Task requirements >> Pull out the stretch from "Today’s host, Eric" through "Dr. Susan Haarman." from the text below on Dungeons & Dragons and Jesuit formation, copying it word for word.

Text >>
------------
Last May, America Magazine ran an article entitled “Dungeons & Dragons—and Jesuits” by Robert Buckland, a Jesuit in formation. Buckland admits to being a longtime fan of D&D, but even he is surprised by how popular the game has become — and in the most surprising of places. Buckland describes how this role-playing game that was once shunned by religious communities is now aiding in the imaginative and moral formation of young men in religious life.
“Playing D&D,” Buckland writes, “can reveal dimensions of character that might otherwise remain hidden in the structured environment of houses for religious formation.”
Today’s host, Eric Clayton, was enchanted by this argument; Buckland’s essay has stayed with him for these many months since. And it’s perhaps thanks to Buckland’s writing that he then encountered today’s guest: Dr. Susan Haarman.
Dr. Haarman is the associate director at Loyola University Chicago’s Center for Engaged Learning, Teaching and Scholarship. In that role, she facilitates the university’s service-learning program and publishes on community-based learning. But her real love is the research she conducts into the capacity of tabletop role-playing games like Dungeons & Dragons as formative tools for civic identity and imagination.
Most important for today’s conversation, Susan wrote a chapter entitled “Roll for Discernment: Dungeon Master as St. Ignatius’ Spiritual Director” in the 2025 book “Theology, Religion and Dungeons and Dragons: Explorations of the Sacred through Fantasy Worlds.”
Susan will be a panelist at an upcoming conference co-sponsored by the Jesuit Media Lab and Loyola University Chicago’s Hank Center for the Catholic Intellectual Heritage, and it was in preparing for that conference that Eric read Susan’s work and wanted to talk with her more for our podcast.
------------
Material provided >>
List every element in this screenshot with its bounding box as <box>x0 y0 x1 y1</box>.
------------
Output >>
Today’s host, Eric Clayton, was enchanted by this argument; Buckland’s essay has stayed with him for these many months since. And it’s perhaps thanks to Buckland’s writing that he then encountered today’s guest: Dr. Susan Haarman.